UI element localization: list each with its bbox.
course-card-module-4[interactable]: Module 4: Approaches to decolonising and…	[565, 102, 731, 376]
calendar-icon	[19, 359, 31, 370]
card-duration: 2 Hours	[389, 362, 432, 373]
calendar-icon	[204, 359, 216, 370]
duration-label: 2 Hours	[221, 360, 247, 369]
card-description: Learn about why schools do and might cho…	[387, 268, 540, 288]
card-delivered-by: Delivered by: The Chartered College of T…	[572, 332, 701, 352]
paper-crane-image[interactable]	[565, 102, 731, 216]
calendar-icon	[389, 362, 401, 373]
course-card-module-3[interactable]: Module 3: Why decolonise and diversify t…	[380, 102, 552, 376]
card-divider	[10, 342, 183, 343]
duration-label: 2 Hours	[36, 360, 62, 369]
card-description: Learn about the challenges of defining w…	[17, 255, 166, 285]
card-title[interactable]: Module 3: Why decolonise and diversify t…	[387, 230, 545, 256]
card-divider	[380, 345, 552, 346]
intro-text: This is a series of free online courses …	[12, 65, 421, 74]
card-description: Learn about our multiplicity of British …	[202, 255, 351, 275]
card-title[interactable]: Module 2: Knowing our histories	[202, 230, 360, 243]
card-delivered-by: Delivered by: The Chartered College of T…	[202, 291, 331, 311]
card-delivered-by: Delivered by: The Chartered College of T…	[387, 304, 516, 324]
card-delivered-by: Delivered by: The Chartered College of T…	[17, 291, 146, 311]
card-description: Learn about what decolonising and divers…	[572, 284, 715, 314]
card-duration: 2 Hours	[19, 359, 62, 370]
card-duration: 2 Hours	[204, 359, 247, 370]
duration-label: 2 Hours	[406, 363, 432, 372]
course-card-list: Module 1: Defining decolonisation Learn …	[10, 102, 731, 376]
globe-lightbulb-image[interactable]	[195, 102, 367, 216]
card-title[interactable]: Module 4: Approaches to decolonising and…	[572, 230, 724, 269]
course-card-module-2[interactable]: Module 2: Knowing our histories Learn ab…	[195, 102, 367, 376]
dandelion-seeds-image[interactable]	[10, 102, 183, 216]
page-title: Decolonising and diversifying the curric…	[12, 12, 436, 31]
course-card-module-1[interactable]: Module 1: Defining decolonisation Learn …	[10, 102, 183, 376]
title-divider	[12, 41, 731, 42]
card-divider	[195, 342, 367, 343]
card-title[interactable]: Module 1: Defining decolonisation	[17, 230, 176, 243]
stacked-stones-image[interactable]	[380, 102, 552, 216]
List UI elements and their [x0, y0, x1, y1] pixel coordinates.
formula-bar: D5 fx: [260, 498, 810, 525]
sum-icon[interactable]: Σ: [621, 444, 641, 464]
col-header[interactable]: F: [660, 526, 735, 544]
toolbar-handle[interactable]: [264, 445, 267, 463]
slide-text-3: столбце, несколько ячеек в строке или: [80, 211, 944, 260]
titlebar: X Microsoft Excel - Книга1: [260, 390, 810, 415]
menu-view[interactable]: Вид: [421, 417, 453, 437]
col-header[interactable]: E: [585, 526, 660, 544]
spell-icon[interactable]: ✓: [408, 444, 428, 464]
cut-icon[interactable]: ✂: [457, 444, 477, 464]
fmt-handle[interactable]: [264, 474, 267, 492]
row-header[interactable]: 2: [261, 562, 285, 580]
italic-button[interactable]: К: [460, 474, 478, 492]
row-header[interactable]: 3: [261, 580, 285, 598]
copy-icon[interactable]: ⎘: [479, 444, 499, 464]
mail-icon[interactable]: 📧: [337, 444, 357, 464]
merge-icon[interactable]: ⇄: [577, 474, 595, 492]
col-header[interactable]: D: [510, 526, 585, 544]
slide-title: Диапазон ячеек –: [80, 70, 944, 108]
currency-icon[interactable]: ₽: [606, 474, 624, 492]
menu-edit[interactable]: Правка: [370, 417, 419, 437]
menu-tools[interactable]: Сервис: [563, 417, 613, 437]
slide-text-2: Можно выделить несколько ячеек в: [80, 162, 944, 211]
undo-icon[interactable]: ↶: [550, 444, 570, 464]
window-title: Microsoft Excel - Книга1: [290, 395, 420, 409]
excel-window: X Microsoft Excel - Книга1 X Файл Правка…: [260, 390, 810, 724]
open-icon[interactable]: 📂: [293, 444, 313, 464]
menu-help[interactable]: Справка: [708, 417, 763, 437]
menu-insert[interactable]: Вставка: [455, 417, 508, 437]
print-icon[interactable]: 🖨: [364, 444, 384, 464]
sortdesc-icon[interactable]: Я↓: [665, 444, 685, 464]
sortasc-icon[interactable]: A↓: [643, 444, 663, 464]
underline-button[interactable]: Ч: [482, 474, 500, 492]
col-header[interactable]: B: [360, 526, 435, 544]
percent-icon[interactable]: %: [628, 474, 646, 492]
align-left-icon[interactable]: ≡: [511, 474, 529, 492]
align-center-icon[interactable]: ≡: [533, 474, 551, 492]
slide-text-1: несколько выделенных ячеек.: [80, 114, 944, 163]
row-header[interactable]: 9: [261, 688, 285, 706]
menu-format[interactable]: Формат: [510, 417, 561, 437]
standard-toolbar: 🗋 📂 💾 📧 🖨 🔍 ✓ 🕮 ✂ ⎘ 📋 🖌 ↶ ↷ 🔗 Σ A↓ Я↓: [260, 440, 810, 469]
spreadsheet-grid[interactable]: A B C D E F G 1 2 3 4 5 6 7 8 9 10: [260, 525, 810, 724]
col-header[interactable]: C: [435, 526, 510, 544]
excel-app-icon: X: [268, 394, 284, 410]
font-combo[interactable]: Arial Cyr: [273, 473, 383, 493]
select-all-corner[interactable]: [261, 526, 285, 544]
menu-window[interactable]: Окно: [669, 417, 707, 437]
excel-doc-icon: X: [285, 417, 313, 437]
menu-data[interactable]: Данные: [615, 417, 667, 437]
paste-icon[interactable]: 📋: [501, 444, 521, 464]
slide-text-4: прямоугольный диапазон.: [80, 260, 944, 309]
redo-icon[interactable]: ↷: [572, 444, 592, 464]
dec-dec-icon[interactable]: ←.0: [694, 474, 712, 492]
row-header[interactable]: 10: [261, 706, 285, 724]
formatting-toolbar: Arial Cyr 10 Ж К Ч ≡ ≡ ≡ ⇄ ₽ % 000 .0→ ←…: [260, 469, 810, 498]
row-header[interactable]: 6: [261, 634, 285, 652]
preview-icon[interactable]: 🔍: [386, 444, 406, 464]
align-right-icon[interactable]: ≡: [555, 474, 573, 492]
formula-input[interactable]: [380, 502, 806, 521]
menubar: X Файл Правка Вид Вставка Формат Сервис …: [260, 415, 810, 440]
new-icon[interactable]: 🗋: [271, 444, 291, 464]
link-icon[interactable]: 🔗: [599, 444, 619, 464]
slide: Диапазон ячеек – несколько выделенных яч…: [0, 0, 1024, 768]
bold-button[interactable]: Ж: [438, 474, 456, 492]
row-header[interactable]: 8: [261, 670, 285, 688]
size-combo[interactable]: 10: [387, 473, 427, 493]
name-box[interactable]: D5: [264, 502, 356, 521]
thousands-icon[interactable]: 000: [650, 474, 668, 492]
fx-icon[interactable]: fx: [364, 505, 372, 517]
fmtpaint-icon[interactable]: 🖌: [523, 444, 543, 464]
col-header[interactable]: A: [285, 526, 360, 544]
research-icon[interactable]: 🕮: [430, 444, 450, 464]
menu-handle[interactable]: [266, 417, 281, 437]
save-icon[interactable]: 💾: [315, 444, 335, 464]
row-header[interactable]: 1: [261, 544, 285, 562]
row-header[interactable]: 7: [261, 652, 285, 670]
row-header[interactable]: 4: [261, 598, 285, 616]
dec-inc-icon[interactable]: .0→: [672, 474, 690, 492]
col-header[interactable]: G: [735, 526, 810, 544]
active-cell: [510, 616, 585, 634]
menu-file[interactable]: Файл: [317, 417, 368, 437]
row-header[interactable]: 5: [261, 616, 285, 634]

::::

Write out, as a JSON list of strings with one string per line and blank lines omitted, everything from the start of the records down to the line containing "card-description: Learn about why", with both ends included.

[
  "UI element localization: list each with its bbox.",
  "course-card-module-4[interactable]: Module 4: Approaches to decolonising and…\t[565, 102, 731, 376]",
  "calendar-icon\t[19, 359, 31, 370]",
  "card-duration: 2 Hours\t[389, 362, 432, 373]",
  "calendar-icon\t[204, 359, 216, 370]",
  "duration-label: 2 Hours\t[221, 360, 247, 369]",
  "card-description: Learn about why schools do and might cho…\t[387, 268, 540, 288]"
]